### Task to complete
Each line that includes the string "Letter" counts once; give the total and nothing else.

* * * * * * * * *

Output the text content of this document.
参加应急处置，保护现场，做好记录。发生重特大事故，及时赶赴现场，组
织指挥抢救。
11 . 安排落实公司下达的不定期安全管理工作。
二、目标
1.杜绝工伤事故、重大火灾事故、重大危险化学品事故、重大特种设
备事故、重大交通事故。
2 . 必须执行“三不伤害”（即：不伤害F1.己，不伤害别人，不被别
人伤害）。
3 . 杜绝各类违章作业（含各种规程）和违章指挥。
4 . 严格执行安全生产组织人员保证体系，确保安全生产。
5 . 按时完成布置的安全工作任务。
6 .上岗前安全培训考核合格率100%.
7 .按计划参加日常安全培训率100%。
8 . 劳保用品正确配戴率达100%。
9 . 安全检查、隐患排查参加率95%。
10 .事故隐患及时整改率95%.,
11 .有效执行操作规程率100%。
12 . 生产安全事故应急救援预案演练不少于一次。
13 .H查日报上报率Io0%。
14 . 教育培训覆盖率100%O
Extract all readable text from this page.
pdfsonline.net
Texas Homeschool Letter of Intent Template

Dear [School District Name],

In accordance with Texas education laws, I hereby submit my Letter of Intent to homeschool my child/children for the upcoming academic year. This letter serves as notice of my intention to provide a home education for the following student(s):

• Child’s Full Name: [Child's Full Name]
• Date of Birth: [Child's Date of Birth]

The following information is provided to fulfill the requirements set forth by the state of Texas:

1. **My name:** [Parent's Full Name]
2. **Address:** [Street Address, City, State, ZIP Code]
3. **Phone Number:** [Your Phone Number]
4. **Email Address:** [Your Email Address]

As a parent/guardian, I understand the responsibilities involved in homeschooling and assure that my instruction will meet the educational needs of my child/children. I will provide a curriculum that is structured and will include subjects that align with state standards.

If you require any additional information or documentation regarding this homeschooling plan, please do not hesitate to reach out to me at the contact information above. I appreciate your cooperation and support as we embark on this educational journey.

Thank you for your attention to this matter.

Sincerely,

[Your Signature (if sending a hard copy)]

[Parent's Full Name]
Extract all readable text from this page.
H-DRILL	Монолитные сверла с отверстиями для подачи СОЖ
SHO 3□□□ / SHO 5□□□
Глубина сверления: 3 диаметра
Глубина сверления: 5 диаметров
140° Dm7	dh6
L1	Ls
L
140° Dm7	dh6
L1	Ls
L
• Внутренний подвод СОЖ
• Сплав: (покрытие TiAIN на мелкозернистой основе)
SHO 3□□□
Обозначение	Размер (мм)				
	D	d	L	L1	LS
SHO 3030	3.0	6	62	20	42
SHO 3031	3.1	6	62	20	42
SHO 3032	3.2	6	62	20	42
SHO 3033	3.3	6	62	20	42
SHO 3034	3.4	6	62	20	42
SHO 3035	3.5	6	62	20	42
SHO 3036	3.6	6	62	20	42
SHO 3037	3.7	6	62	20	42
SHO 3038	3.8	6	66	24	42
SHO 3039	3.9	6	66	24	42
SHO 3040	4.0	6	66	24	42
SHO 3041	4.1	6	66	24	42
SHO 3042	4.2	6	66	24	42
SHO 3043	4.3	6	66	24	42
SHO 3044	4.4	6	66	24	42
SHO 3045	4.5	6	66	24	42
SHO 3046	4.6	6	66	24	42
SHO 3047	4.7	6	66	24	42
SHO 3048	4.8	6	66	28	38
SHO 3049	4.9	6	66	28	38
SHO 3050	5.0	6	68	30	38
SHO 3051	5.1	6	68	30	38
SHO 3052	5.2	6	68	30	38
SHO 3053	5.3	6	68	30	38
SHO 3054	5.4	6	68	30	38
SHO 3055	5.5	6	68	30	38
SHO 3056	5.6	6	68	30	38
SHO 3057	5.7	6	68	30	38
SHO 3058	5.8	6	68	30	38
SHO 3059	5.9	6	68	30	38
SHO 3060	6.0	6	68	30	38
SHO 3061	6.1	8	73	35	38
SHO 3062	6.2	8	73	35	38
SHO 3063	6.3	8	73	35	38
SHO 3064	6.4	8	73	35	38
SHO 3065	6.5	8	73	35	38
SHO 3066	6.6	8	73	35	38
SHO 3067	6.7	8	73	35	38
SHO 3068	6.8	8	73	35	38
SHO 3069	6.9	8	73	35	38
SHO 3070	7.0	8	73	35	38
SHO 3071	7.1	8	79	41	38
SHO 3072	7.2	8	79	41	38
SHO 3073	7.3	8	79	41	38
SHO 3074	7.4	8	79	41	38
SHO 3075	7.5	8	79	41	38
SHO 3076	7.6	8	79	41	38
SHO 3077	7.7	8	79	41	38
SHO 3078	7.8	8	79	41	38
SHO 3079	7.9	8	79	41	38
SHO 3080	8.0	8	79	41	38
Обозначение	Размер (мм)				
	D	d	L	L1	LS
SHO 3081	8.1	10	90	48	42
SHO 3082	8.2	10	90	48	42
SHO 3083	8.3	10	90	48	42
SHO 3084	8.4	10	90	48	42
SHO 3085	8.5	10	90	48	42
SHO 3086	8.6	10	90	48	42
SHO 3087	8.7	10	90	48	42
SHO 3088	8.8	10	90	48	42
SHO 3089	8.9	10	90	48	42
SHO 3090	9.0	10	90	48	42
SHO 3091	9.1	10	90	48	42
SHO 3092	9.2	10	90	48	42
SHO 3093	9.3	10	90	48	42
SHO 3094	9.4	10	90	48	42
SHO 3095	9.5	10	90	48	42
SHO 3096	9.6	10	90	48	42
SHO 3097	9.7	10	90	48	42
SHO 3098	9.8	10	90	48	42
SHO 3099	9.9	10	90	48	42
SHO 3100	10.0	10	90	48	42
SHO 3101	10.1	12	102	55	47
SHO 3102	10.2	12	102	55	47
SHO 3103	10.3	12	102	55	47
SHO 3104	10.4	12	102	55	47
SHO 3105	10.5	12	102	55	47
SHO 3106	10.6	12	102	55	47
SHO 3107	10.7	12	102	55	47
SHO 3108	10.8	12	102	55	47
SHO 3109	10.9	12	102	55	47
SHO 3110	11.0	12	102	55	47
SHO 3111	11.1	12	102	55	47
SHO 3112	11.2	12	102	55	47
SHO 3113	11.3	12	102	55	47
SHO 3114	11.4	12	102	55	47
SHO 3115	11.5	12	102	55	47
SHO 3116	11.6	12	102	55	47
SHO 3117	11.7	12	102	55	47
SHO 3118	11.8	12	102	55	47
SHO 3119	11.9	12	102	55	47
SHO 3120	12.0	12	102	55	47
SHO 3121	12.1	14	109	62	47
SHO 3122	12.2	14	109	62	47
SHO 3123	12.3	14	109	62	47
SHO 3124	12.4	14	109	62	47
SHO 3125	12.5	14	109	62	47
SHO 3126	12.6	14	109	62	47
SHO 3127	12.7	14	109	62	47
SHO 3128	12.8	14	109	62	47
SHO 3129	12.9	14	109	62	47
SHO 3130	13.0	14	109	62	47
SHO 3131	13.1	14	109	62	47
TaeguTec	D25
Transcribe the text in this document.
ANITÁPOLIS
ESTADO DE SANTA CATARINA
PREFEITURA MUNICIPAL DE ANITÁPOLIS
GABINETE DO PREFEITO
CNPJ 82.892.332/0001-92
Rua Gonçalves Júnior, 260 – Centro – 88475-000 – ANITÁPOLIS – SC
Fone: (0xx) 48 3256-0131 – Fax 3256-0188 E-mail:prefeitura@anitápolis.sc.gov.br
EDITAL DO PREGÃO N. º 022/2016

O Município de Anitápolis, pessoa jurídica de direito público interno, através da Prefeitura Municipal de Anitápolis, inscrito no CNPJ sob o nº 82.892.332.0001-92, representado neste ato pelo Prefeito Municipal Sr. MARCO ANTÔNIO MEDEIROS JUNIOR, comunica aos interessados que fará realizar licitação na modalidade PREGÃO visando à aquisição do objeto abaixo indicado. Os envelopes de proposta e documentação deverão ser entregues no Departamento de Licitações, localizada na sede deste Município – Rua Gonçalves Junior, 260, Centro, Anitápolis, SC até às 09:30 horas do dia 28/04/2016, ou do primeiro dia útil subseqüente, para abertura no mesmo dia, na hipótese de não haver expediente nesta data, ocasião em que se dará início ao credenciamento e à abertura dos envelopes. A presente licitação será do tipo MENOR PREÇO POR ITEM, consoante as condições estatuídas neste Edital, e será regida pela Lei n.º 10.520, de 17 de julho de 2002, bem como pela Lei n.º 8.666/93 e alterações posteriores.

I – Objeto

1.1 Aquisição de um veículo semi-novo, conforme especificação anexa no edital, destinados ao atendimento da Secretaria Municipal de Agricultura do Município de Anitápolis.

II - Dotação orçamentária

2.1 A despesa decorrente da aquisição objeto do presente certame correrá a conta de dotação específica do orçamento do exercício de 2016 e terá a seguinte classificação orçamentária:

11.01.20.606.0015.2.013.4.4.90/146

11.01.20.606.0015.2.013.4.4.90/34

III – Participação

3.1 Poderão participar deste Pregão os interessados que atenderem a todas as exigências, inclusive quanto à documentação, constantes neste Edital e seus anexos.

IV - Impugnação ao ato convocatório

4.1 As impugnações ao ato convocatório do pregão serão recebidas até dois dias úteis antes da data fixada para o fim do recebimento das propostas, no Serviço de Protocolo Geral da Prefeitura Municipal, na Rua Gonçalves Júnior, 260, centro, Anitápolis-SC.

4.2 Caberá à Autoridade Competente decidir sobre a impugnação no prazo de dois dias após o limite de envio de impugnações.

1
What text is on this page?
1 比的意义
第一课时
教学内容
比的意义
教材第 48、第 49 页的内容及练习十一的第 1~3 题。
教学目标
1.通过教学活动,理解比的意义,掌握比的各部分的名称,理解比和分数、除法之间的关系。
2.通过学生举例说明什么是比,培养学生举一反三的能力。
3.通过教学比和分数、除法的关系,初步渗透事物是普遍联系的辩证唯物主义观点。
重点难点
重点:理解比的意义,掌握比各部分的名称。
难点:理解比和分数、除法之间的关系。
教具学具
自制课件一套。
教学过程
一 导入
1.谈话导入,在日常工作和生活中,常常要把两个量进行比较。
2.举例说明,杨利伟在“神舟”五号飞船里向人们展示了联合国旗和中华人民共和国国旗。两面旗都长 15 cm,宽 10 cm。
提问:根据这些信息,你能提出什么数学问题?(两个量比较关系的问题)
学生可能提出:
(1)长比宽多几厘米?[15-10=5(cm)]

* * * * * * * * *

### The solution
2